Locate and copy each line in the data that contains the word "آنگاه".

— Start —

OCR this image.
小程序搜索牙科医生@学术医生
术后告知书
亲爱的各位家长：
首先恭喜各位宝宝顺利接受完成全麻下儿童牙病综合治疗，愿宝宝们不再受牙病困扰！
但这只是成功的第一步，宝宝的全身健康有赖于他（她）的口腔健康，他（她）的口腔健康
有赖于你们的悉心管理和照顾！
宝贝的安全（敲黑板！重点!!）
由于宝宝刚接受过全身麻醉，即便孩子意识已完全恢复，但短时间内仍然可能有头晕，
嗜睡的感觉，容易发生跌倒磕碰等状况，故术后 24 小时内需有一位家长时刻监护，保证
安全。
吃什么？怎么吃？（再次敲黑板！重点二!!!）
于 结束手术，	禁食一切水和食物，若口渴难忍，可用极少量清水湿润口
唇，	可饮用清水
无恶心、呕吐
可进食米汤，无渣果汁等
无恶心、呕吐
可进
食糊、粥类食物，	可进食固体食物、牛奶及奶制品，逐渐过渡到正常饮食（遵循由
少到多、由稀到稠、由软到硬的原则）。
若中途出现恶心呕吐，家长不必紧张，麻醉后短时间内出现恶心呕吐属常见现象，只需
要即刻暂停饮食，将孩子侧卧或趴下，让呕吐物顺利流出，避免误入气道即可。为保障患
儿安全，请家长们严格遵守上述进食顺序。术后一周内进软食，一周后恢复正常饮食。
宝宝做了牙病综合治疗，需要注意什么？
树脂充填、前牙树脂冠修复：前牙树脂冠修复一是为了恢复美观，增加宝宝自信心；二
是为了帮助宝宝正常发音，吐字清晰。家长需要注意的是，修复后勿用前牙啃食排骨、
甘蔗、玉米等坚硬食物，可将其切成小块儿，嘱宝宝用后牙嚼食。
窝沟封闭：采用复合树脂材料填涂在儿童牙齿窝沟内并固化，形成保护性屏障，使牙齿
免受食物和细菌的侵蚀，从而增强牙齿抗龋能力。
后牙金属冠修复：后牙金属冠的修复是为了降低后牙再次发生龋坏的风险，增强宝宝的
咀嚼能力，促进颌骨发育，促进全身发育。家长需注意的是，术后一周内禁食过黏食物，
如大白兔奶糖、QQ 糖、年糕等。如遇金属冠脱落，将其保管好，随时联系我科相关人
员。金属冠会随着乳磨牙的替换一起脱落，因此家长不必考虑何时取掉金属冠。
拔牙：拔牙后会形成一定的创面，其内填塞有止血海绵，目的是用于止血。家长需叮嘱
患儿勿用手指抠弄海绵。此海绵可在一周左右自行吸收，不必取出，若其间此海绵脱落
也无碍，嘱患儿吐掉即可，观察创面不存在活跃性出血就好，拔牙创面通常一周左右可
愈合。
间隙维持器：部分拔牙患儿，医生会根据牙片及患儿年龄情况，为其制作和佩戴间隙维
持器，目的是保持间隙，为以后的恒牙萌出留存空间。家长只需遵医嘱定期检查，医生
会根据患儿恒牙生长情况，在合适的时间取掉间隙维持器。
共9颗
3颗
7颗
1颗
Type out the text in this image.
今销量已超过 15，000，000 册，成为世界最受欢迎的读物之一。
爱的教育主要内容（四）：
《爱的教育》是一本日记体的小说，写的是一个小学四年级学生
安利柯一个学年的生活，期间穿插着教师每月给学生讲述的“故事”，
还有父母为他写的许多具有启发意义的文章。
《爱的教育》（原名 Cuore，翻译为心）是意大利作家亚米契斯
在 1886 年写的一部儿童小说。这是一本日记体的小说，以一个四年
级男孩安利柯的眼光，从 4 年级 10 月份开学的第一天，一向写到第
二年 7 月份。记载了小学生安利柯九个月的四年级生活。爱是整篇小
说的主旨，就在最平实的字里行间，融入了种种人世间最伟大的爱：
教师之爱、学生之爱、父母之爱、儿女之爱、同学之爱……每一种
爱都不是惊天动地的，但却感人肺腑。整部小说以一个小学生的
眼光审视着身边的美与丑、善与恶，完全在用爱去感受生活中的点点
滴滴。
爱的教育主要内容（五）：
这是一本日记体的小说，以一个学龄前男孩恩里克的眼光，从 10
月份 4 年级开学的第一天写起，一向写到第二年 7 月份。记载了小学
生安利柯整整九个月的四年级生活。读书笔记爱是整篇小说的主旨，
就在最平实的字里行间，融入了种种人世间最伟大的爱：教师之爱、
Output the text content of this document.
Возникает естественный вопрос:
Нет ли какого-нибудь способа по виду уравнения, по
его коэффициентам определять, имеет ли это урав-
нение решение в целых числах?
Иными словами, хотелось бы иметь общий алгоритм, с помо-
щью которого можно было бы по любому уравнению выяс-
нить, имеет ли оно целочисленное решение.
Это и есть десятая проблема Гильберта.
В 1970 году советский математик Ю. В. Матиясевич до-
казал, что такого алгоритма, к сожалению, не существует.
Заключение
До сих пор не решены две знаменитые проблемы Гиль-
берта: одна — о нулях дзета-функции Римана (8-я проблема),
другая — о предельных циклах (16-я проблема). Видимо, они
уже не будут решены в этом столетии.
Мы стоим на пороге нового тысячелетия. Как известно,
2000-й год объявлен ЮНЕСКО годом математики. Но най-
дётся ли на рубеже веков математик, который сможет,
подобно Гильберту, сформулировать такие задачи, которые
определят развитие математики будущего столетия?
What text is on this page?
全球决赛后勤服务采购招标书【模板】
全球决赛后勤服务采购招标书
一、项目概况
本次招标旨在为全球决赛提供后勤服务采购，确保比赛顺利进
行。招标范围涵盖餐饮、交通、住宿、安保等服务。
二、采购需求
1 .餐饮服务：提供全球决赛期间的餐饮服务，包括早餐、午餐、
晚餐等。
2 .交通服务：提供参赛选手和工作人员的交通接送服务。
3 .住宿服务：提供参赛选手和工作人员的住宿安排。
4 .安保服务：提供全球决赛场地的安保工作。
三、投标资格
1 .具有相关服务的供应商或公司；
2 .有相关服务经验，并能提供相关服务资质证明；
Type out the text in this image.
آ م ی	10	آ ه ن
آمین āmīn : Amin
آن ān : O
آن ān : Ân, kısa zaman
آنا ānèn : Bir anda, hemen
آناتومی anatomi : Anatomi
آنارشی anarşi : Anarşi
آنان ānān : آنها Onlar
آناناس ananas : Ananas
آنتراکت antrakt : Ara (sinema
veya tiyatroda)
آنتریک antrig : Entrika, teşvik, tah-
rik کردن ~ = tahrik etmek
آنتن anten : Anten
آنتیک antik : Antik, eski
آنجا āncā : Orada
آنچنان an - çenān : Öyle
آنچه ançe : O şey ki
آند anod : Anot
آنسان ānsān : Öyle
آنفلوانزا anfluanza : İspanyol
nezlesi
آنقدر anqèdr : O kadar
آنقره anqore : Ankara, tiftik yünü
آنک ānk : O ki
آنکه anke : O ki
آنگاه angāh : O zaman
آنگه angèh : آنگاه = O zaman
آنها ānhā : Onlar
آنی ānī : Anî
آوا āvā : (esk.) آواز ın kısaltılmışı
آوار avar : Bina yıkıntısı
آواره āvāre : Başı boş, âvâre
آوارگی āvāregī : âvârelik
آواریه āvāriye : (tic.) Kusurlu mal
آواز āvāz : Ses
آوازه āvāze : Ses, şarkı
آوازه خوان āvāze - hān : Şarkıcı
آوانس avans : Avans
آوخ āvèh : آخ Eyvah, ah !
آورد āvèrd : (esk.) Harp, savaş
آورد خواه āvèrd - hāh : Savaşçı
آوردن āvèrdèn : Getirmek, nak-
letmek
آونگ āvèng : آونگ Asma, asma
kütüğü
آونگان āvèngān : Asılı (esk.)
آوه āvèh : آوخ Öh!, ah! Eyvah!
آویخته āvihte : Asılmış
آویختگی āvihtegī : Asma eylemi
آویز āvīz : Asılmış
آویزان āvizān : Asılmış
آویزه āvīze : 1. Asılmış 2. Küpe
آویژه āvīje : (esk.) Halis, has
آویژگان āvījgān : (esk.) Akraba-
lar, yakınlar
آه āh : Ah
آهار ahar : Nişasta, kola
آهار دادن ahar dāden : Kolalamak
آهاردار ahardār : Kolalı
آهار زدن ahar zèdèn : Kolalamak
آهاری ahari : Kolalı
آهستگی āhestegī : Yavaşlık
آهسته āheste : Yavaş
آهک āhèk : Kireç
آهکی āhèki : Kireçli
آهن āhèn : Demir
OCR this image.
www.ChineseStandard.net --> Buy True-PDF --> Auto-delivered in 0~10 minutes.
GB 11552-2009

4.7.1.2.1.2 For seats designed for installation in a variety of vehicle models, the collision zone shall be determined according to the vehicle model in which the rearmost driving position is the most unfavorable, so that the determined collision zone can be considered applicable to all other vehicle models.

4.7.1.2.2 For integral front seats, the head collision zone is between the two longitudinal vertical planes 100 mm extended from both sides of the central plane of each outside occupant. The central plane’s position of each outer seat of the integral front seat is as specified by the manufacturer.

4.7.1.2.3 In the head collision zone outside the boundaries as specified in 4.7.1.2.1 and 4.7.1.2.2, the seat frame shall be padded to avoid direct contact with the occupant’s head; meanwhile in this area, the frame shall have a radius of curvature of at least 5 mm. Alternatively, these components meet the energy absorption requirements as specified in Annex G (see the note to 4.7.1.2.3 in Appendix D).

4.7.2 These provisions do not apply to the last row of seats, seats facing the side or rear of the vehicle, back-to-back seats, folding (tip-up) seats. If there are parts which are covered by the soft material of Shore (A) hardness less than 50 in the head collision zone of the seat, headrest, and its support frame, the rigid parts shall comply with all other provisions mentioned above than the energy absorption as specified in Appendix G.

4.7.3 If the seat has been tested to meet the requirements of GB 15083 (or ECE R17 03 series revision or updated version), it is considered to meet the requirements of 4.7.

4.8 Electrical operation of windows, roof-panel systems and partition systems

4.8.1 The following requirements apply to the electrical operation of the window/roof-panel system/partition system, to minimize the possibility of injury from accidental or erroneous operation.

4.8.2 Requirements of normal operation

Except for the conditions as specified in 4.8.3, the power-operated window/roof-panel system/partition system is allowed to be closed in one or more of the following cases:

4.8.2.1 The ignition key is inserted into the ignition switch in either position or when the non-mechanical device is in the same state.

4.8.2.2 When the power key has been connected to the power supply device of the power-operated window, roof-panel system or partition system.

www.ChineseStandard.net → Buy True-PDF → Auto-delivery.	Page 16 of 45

— End —

### Response to the task
آنگاه angāh : O zaman
آنگه angèh : آنگاه = O zaman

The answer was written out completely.